Exercise prompt:
Copy the records below exactly as they appear.

Provided data:
※

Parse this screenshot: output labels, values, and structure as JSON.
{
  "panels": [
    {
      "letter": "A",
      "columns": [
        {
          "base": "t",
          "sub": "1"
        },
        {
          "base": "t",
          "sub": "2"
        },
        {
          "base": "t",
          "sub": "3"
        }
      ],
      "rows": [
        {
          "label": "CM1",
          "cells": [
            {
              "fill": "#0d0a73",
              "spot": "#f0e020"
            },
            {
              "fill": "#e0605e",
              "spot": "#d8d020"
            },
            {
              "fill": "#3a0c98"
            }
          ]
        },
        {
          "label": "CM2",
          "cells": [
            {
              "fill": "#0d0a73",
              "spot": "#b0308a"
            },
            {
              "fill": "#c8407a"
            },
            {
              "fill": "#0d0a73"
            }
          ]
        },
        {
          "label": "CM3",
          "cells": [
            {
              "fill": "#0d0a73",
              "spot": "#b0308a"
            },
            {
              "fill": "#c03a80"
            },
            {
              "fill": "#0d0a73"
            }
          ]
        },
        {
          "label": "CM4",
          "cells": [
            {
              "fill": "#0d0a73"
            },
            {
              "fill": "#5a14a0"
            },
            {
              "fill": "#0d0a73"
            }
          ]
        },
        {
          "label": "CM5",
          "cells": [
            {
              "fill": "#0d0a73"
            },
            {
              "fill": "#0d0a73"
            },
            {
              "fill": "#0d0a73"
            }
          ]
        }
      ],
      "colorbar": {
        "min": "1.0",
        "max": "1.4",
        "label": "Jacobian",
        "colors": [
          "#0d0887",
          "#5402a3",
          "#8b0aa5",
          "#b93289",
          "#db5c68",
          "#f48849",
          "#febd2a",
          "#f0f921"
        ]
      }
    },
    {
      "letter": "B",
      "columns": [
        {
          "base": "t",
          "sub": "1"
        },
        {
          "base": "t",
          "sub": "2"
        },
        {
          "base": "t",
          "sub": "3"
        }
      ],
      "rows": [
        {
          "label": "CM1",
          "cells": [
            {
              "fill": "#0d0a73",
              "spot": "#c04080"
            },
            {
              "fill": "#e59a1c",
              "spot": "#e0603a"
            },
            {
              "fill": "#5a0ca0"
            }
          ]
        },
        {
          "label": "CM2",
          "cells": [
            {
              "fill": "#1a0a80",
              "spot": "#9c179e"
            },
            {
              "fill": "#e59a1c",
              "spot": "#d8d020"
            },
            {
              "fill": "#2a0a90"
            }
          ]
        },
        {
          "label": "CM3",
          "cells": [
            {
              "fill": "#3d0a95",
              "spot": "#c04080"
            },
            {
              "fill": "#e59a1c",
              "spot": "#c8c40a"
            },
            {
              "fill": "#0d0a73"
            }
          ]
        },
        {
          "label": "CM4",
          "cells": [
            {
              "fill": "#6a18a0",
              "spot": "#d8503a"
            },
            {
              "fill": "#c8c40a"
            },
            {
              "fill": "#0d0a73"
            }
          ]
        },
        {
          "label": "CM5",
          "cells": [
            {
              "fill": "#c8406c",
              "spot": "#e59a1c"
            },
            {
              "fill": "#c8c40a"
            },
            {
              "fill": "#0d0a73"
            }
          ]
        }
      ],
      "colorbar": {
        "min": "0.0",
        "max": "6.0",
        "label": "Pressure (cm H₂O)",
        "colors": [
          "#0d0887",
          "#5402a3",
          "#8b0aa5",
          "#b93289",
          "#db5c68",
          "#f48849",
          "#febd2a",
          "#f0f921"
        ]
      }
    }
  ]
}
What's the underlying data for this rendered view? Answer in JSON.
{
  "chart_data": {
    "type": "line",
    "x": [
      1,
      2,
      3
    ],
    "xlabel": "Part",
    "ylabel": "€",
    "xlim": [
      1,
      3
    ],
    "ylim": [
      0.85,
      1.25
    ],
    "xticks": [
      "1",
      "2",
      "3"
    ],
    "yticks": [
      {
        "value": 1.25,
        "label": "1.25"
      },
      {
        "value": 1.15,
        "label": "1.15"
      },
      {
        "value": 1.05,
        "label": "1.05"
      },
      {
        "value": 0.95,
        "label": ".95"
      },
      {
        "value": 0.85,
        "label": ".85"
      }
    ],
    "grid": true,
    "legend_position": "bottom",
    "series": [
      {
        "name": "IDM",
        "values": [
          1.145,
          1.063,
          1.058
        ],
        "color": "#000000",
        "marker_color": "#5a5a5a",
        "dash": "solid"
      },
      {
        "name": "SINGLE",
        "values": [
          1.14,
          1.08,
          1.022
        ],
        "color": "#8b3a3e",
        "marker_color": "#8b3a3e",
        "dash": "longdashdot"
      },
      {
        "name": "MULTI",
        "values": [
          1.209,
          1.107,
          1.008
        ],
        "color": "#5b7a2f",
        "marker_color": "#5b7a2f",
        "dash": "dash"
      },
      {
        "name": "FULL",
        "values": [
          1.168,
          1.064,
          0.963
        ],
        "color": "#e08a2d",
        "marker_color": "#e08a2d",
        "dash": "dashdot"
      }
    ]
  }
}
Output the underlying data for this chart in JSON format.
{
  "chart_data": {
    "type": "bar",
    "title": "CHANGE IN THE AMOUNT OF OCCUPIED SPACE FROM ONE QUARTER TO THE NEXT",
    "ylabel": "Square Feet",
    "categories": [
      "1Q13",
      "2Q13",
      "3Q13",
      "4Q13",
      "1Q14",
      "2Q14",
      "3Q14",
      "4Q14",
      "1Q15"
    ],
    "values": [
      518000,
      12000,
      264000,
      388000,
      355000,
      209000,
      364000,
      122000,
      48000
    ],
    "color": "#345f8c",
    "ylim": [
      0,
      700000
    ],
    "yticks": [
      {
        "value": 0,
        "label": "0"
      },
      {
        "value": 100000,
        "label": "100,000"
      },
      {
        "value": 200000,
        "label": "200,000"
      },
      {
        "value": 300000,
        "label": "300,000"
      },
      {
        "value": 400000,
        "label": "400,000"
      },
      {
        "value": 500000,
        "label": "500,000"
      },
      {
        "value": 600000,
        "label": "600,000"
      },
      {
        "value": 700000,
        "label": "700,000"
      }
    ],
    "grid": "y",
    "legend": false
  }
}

※

Solution to this task:
Parse this screenshot: output labels, values, and structure as JSON.
{
  "panels": [
    {
      "letter": "A",
      "columns": [
        {
          "base": "t",
          "sub": "1"
        },
        {
          "base": "t",
          "sub": "2"
        },
        {
          "base": "t",
          "sub": "3"
        }
      ],
      "rows": [
        {
          "label": "CM1",
          "cells": [
            {
              "fill": "#0d0a73",
              "spot": "#f0e020"
            },
            {
              "fill": "#e0605e",
              "spot": "#d8d020"
            },
            {
              "fill": "#3a0c98"
            }
          ]
        },
        {
          "label": "CM2",
          "cells": [
            {
              "fill": "#0d0a73",
              "spot": "#b0308a"
            },
            {
              "fill": "#c8407a"
            },
            {
              "fill": "#0d0a73"
            }
          ]
        },
        {
          "label": "CM3",
          "cells": [
            {
              "fill": "#0d0a73",
              "spot": "#b0308a"
            },
            {
              "fill": "#c03a80"
            },
            {
              "fill": "#0d0a73"
            }
          ]
        },
        {
          "label": "CM4",
          "cells": [
            {
              "fill": "#0d0a73"
            },
            {
              "fill": "#5a14a0"
            },
            {
              "fill": "#0d0a73"
            }
          ]
        },
        {
          "label": "CM5",
          "cells": [
            {
              "fill": "#0d0a73"
            },
            {
              "fill": "#0d0a73"
            },
            {
              "fill": "#0d0a73"
            }
          ]
        }
      ],
      "colorbar": {
        "min": "1.0",
        "max": "1.4",
        "label": "Jacobian",
        "colors": [
          "#0d0887",
          "#5402a3",
          "#8b0aa5",
          "#b93289",
          "#db5c68",
          "#f48849",
          "#febd2a",
          "#f0f921"
        ]
      }
    },
    {
      "letter": "B",
      "columns": [
        {
          "base": "t",
          "sub": "1"
        },
        {
          "base": "t",
          "sub": "2"
        },
        {
          "base": "t",
          "sub": "3"
        }
      ],
      "rows": [
        {
          "label": "CM1",
          "cells": [
            {
              "fill": "#0d0a73",
              "spot": "#c04080"
            },
            {
              "fill": "#e59a1c",
              "spot": "#e0603a"
            },
            {
              "fill": "#5a0ca0"
            }
          ]
        },
        {
          "label": "CM2",
          "cells": [
            {
              "fill": "#1a0a80",
              "spot": "#9c179e"
            },
            {
              "fill": "#e59a1c",
              "spot": "#d8d020"
            },
            {
              "fill": "#2a0a90"
            }
          ]
        },
        {
          "label": "CM3",
          "cells": [
            {
              "fill": "#3d0a95",
              "spot": "#c04080"
            },
            {
              "fill": "#e59a1c",
              "spot": "#c8c40a"
            },
            {
              "fill": "#0d0a73"
            }
          ]
        },
        {
          "label": "CM4",
          "cells": [
            {
              "fill": "#6a18a0",
              "spot": "#d8503a"
            },
            {
              "fill": "#c8c40a"
            },
            {
              "fill": "#0d0a73"
            }
          ]
        },
        {
          "label": "CM5",
          "cells": [
            {
              "fill": "#c8406c",
              "spot": "#e59a1c"
            },
            {
              "fill": "#c8c40a"
            },
            {
              "fill": "#0d0a73"
            }
          ]
        }
      ],
      "colorbar": {
        "min": "0.0",
        "max": "6.0",
        "label": "Pressure (cm H₂O)",
        "colors": [
          "#0d0887",
          "#5402a3",
          "#8b0aa5",
          "#b93289",
          "#db5c68",
          "#f48849",
          "#febd2a",
          "#f0f921"
        ]
      }
    }
  ]
}
What's the underlying data for this rendered view? Answer in JSON.
{
  "chart_data": {
    "type": "line",
    "x": [
      1,
      2,
      3
    ],
    "xlabel": "Part",
    "ylabel": "€",
    "xlim": [
      1,
      3
    ],
    "ylim": [
      0.85,
      1.25
    ],
    "xticks": [
      "1",
      "2",
      "3"
    ],
    "yticks": [
      {
        "value": 1.25,
        "label": "1.25"
      },
      {
        "value": 1.15,
        "label": "1.15"
      },
      {
        "value": 1.05,
        "label": "1.05"
      },
      {
        "value": 0.95,
        "label": ".95"
      },
      {
        "value": 0.85,
        "label": ".85"
      }
    ],
    "grid": true,
    "legend_position": "bottom",
    "series": [
      {
        "name": "IDM",
        "values": [
          1.145,
          1.063,
          1.058
        ],
        "color": "#000000",
        "marker_color": "#5a5a5a",
        "dash": "solid"
      },
      {
        "name": "SINGLE",
        "values": [
          1.14,
          1.08,
          1.022
        ],
        "color": "#8b3a3e",
        "marker_color": "#8b3a3e",
        "dash": "longdashdot"
      },
      {
        "name": "MULTI",
        "values": [
          1.209,
          1.107,
          1.008
        ],
        "color": "#5b7a2f",
        "marker_color": "#5b7a2f",
        "dash": "dash"
      },
      {
        "name": "FULL",
        "values": [
          1.168,
          1.064,
          0.963
        ],
        "color": "#e08a2d",
        "marker_color": "#e08a2d",
        "dash": "dashdot"
      }
    ]
  }
}
Output the underlying data for this chart in JSON format.
{
  "chart_data": {
    "type": "bar",
    "title": "CHANGE IN THE AMOUNT OF OCCUPIED SPACE FROM ONE QUARTER TO THE NEXT",
    "ylabel": "Square Feet",
    "categories": [
      "1Q13",
      "2Q13",
      "3Q13",
      "4Q13",
      "1Q14",
      "2Q14",
      "3Q14",
      "4Q14",
      "1Q15"
    ],
    "values": [
      518000,
      12000,
      264000,
      388000,
      355000,
      209000,
      364000,
      122000,
      48000
    ],
    "color": "#345f8c",
    "ylim": [
      0,
      700000
    ],
    "yticks": [
      {
        "value": 0,
        "label": "0"
      },
      {
        "value": 100000,
        "label": "100,000"
      },
      {
        "value": 200000,
        "label": "200,000"
      },
      {
        "value": 300000,
        "label": "300,000"
      },
      {
        "value": 400000,
        "label": "400,000"
      },
      {
        "value": 500000,
        "label": "500,000"
      },
      {
        "value": 600000,
        "label": "600,000"
      },
      {
        "value": 700000,
        "label": "700,000"
      }
    ],
    "grid": "y",
    "legend": false
  }
}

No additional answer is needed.